[Start of DATA FOR THIS EXERCISE]

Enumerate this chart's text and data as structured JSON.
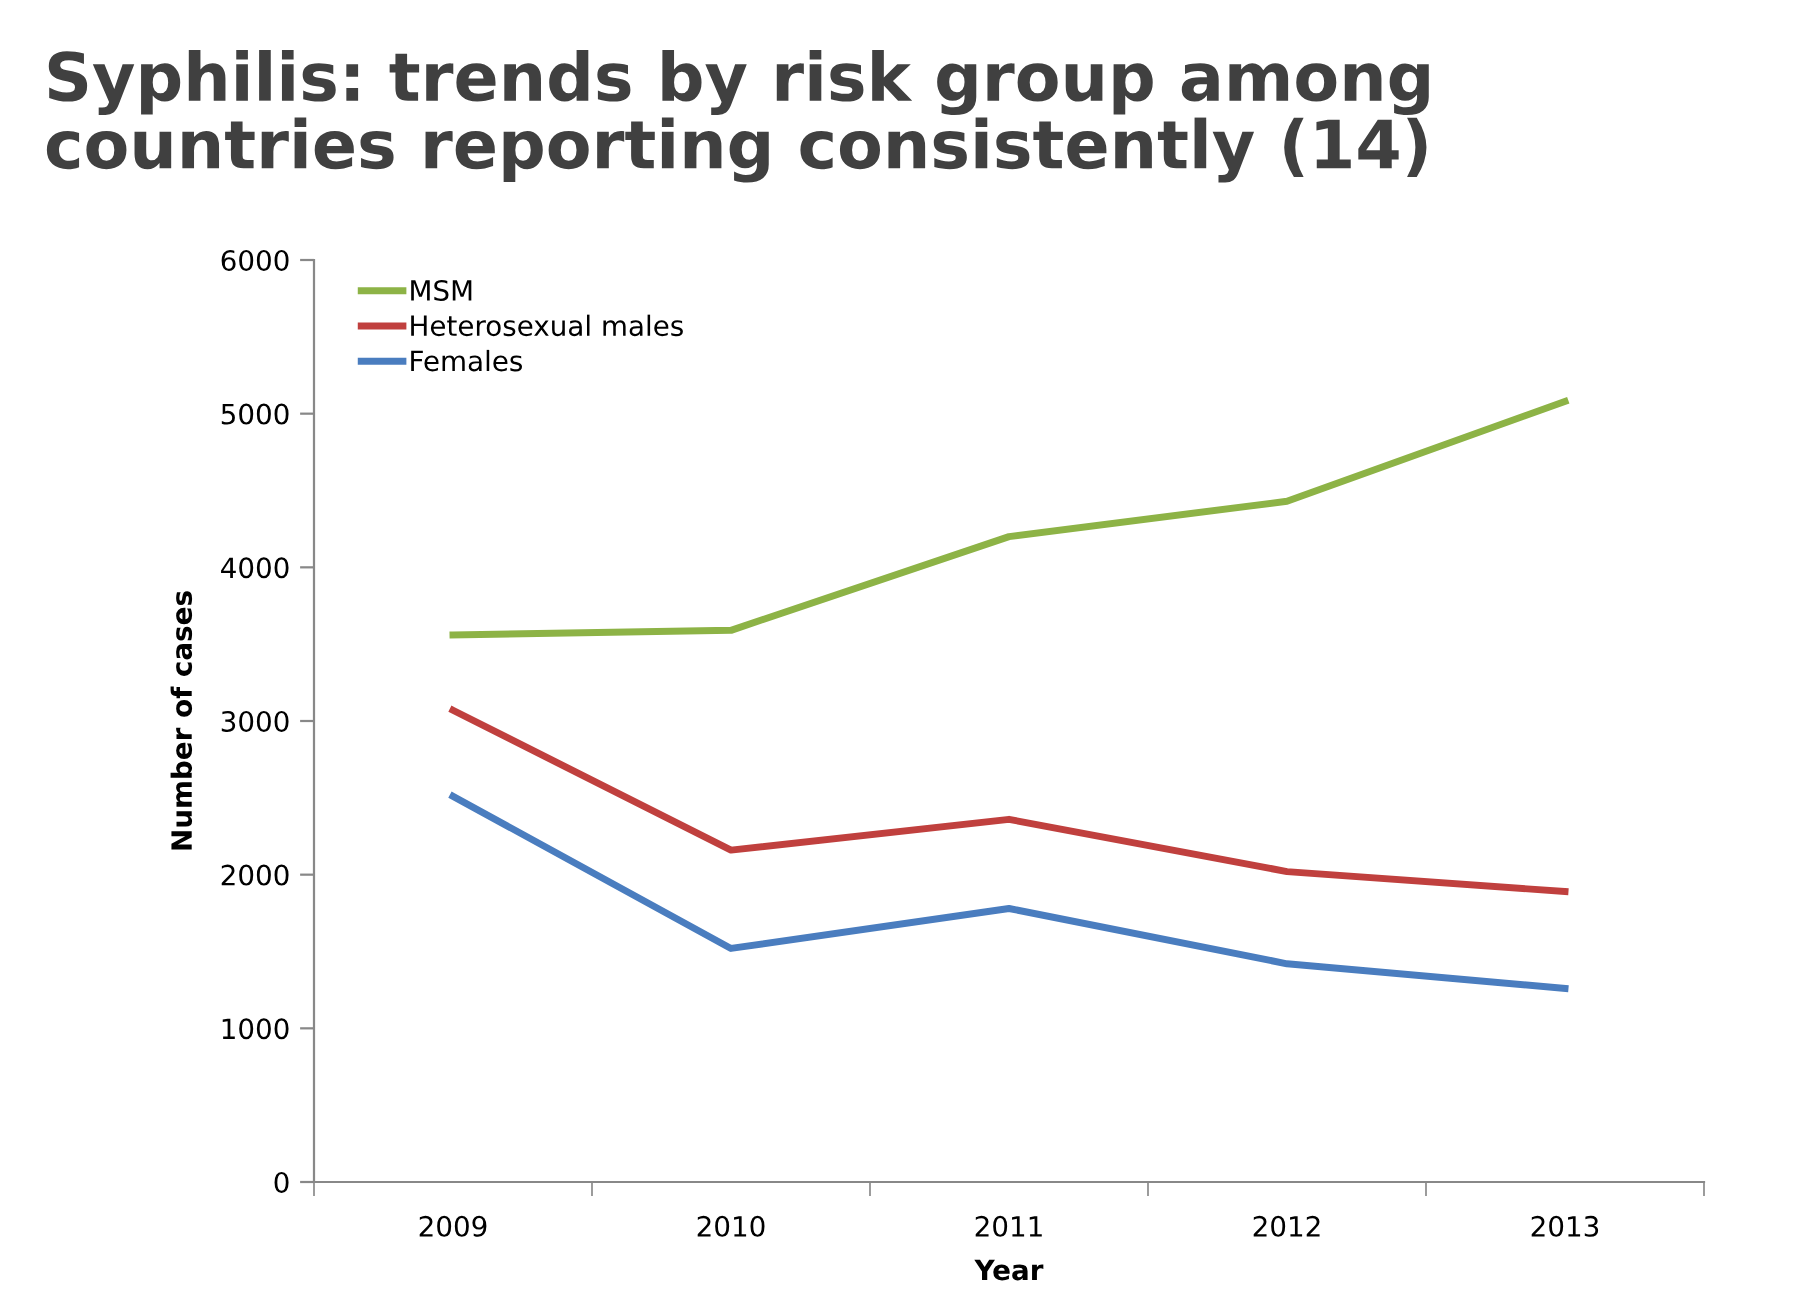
{
  "chart_data": {
    "type": "line",
    "title": "Syphilis: trends by risk group among\ncountries reporting consistently (14)",
    "xlabel": "Year",
    "ylabel": "Number of cases",
    "categories": [
      "2009",
      "2010",
      "2011",
      "2012",
      "2013"
    ],
    "series": [
      {
        "name": "MSM",
        "color": "#8db346",
        "values": [
          3560,
          3590,
          4200,
          4430,
          5080
        ]
      },
      {
        "name": "Heterosexual males",
        "color": "#c0403e",
        "values": [
          3070,
          2160,
          2360,
          2020,
          1890
        ]
      },
      {
        "name": "Females",
        "color": "#4a7dbf",
        "values": [
          2510,
          1520,
          1780,
          1420,
          1260
        ]
      }
    ],
    "ylim": [
      0,
      6000
    ],
    "yticks": [
      0,
      1000,
      2000,
      3000,
      4000,
      5000,
      6000
    ],
    "grid": false,
    "legend": "top left",
    "marker": "none",
    "line_style": "solid"
  }
}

[End of DATA FOR THIS EXERCISE]

** THE PROBLEM **
The pictures in the entries should be left out; output everything else exactly.

** SOLUTION FOR THIS TASK **
Enumerate this chart's text and data as structured JSON.
{
  "chart_data": {
    "type": "line",
    "title": "Syphilis: trends by risk group among\ncountries reporting consistently (14)",
    "xlabel": "Year",
    "ylabel": "Number of cases",
    "categories": [
      "2009",
      "2010",
      "2011",
      "2012",
      "2013"
    ],
    "series": [
      {
        "name": "MSM",
        "color": "#8db346",
        "values": [
          3560,
          3590,
          4200,
          4430,
          5080
        ]
      },
      {
        "name": "Heterosexual males",
        "color": "#c0403e",
        "values": [
          3070,
          2160,
          2360,
          2020,
          1890
        ]
      },
      {
        "name": "Females",
        "color": "#4a7dbf",
        "values": [
          2510,
          1520,
          1780,
          1420,
          1260
        ]
      }
    ],
    "ylim": [
      0,
      6000
    ],
    "yticks": [
      0,
      1000,
      2000,
      3000,
      4000,
      5000,
      6000
    ],
    "grid": false,
    "legend": "top left",
    "marker": "none",
    "line_style": "solid"
  }
}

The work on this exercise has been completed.